CONSIGNE ::
Présente en tableau Markdown, avec les colonnes N° (numéro de rang) et Ligne, les lignes ci-dessous en commençant à celle qui contient « avatar[interactable]: [90, 158, 122, 190] » et en t'arrêtant après celle qui contient « avatar[interactable]: [90, 533, 122, 565] ». Omets les lignes vides.

DONNÉES FOURNIES ::
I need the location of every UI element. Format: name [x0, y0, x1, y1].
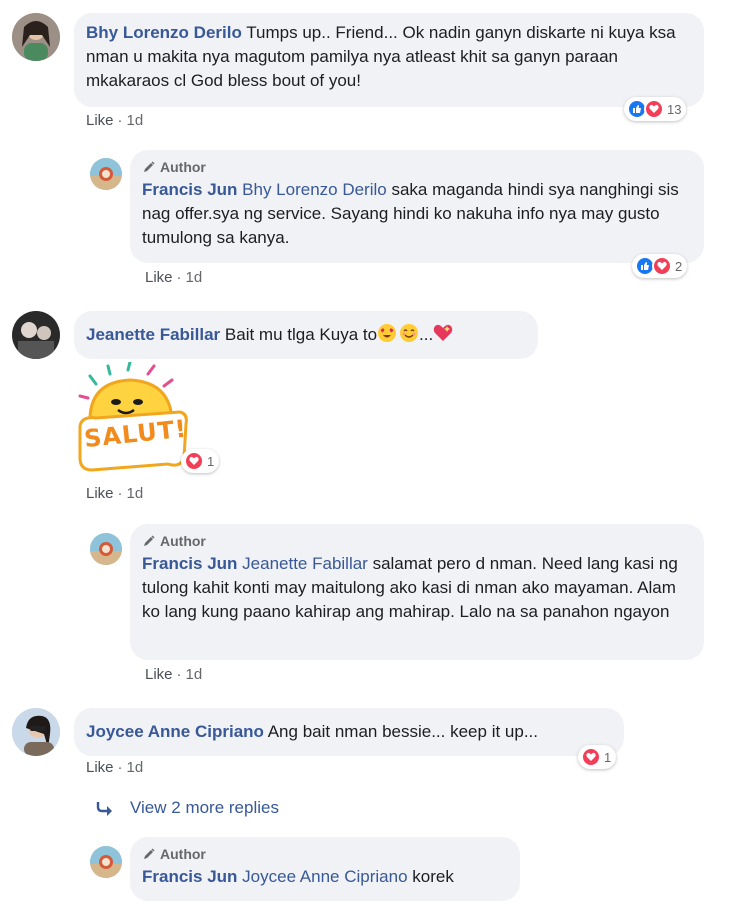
avatar[interactable]: [90, 158, 122, 190]
smiling-emoji-icon: [399, 323, 419, 350]
reaction-count: 1: [604, 749, 612, 765]
author-badge: Author: [142, 845, 508, 863]
avatar[interactable]: [12, 13, 60, 61]
like-link[interactable]: Like: [145, 666, 173, 683]
pencil-icon: [144, 161, 155, 172]
reply-bubble: Author Francis Jun Bhy Lorenzo Derilo sa…: [130, 150, 704, 263]
heart-icon: [581, 747, 601, 767]
reply-bubble: Author Francis Jun Joycee Anne Cipriano …: [130, 837, 520, 901]
view-more-replies-link[interactable]: View 2 more replies: [96, 798, 279, 818]
mention-link[interactable]: Bhy Lorenzo Derilo: [242, 180, 387, 199]
separator: ·: [117, 485, 123, 502]
avatar-photo: [12, 311, 60, 359]
timestamp[interactable]: 1d: [186, 666, 203, 683]
reply-arrow-icon: [96, 802, 112, 816]
reply-bubble: Author Francis Jun Jeanette Fabillar sal…: [130, 524, 704, 660]
reaction-summary[interactable]: 1: [181, 449, 220, 473]
comment-actions: Like · 1d: [145, 269, 202, 286]
heart-eyes-emoji-icon: [377, 323, 397, 350]
heart-icon: [652, 256, 672, 276]
reaction-summary[interactable]: 2: [632, 254, 688, 278]
comment-text: Bait mu tlga Kuya to: [224, 325, 378, 344]
comment-author-name[interactable]: Jeanette Fabillar: [86, 325, 220, 344]
like-link[interactable]: Like: [145, 269, 173, 286]
avatar[interactable]: [90, 533, 122, 565]
reaction-count: 1: [207, 453, 215, 469]
mention-link[interactable]: Joycee Anne Cipriano: [242, 867, 407, 886]
salut-sticker[interactable]: SALUT!: [76, 360, 190, 478]
like-link[interactable]: Like: [86, 759, 114, 776]
reaction-summary[interactable]: 13: [624, 97, 687, 121]
author-label: Author: [160, 159, 206, 175]
comment-author-name[interactable]: Francis Jun: [142, 554, 237, 573]
separator: ·: [117, 759, 123, 776]
timestamp[interactable]: 1d: [186, 269, 203, 286]
pencil-icon: [144, 848, 155, 859]
avatar-photo: [90, 158, 122, 190]
author-label: Author: [160, 846, 206, 862]
comment-text: Ang bait nman bessie... keep it up...: [267, 722, 538, 741]
separator: ·: [117, 112, 123, 129]
like-link[interactable]: Like: [86, 112, 114, 129]
author-badge: Author: [142, 532, 692, 550]
timestamp[interactable]: 1d: [127, 759, 144, 776]
comment-actions: Like · 1d: [145, 666, 202, 683]
avatar-photo: [12, 13, 60, 61]
heart-icon: [644, 99, 664, 119]
avatar-photo: [12, 708, 60, 756]
comment-author-name[interactable]: Bhy Lorenzo Derilo: [86, 23, 242, 42]
view-more-replies-label[interactable]: View 2 more replies: [130, 798, 279, 818]
comment-bubble: Bhy Lorenzo Derilo Tumps up.. Friend... …: [74, 13, 704, 107]
comment-author-name[interactable]: Joycee Anne Cipriano: [86, 722, 264, 741]
reaction-count: 13: [667, 101, 682, 117]
author-badge: Author: [142, 158, 692, 176]
sparkling-heart-emoji-icon: [433, 323, 453, 350]
avatar[interactable]: [12, 311, 60, 359]
comment-author-name[interactable]: Francis Jun: [142, 867, 237, 886]
like-link[interactable]: Like: [86, 485, 114, 502]
avatar-photo: [90, 533, 122, 565]
comment-bubble: Jeanette Fabillar Bait mu tlga Kuya to..…: [74, 311, 538, 359]
comment-text: korek: [412, 867, 454, 886]
avatar[interactable]: [12, 708, 60, 756]
comment-actions: Like · 1d: [86, 112, 143, 129]
avatar-photo: [90, 846, 122, 878]
comment-actions: Like · 1d: [86, 759, 143, 776]
separator: ·: [176, 269, 182, 286]
comment-bubble: Joycee Anne Cipriano Ang bait nman bessi…: [74, 708, 624, 756]
comment-text-tail: ...: [419, 325, 434, 344]
comment-actions: Like · 1d: [86, 485, 143, 502]
separator: ·: [176, 666, 182, 683]
reaction-summary[interactable]: 1: [578, 745, 617, 769]
avatar[interactable]: [90, 846, 122, 878]
timestamp[interactable]: 1d: [127, 485, 144, 502]
mention-link[interactable]: Jeanette Fabillar: [242, 554, 368, 573]
reaction-count: 2: [675, 258, 683, 274]
timestamp[interactable]: 1d: [127, 112, 144, 129]
pencil-icon: [144, 535, 155, 546]
heart-icon: [184, 451, 204, 471]
comment-author-name[interactable]: Francis Jun: [142, 180, 237, 199]
author-label: Author: [160, 533, 206, 549]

RÉSULTAT DE L'EXERCICE ::
| N° | Ligne |
|---|---|
| 1 | avatar[interactable]: [90, 158, 122, 190] |
| 2 | smiling-emoji-icon: [399, 323, 419, 350] |
| 3 | reaction-count: 1: [604, 749, 612, 765] |
| 4 | author-badge: Author: [142, 845, 508, 863] |
| 5 | avatar[interactable]: [12, 13, 60, 61] |
| 6 | like-link[interactable]: Like: [145, 666, 173, 683] |
| 7 | pencil-icon: [144, 161, 155, 172] |
| 8 | reply-bubble: Author Francis Jun Bhy Lorenzo Derilo sa…: [130, 150, 704, 263] |
| 9 | heart-icon: [581, 747, 601, 767] |
| 10 | reply-bubble: Author Francis Jun Joycee Anne Cipriano …: [130, 837, 520, 901] |
| 11 | view-more-replies-link[interactable]: View 2 more replies: [96, 798, 279, 818] |
| 12 | mention-link[interactable]: Bhy Lorenzo Derilo: [242, 180, 387, 199] |
| 13 | separator: ·: [117, 485, 123, 502] |
| 14 | avatar-photo: [12, 311, 60, 359] |
| 15 | timestamp[interactable]: 1d: [186, 666, 203, 683] |
| 16 | reply-arrow-icon: [96, 802, 112, 816] |
| 17 | reply-bubble: Author Francis Jun Jeanette Fabillar sal…: [130, 524, 704, 660] |
| 18 | reaction-summary[interactable]: 1: [181, 449, 220, 473] |
| 19 | comment-actions: Like · 1d: [145, 269, 202, 286] |
| 20 | heart-eyes-emoji-icon: [377, 323, 397, 350] |
| 21 | heart-icon: [652, 256, 672, 276] |
| 22 | reaction-summary[interactable]: 2: [632, 254, 688, 278] |
| 23 | comment-text: Bait mu tlga Kuya to: [224, 325, 378, 344] |
| 24 | comment-author-name[interactable]: Jeanette Fabillar: [86, 325, 220, 344] |
| 25 | like-link[interactable]: Like: [145, 269, 173, 286] |
| 26 | avatar[interactable]: [90, 533, 122, 565] |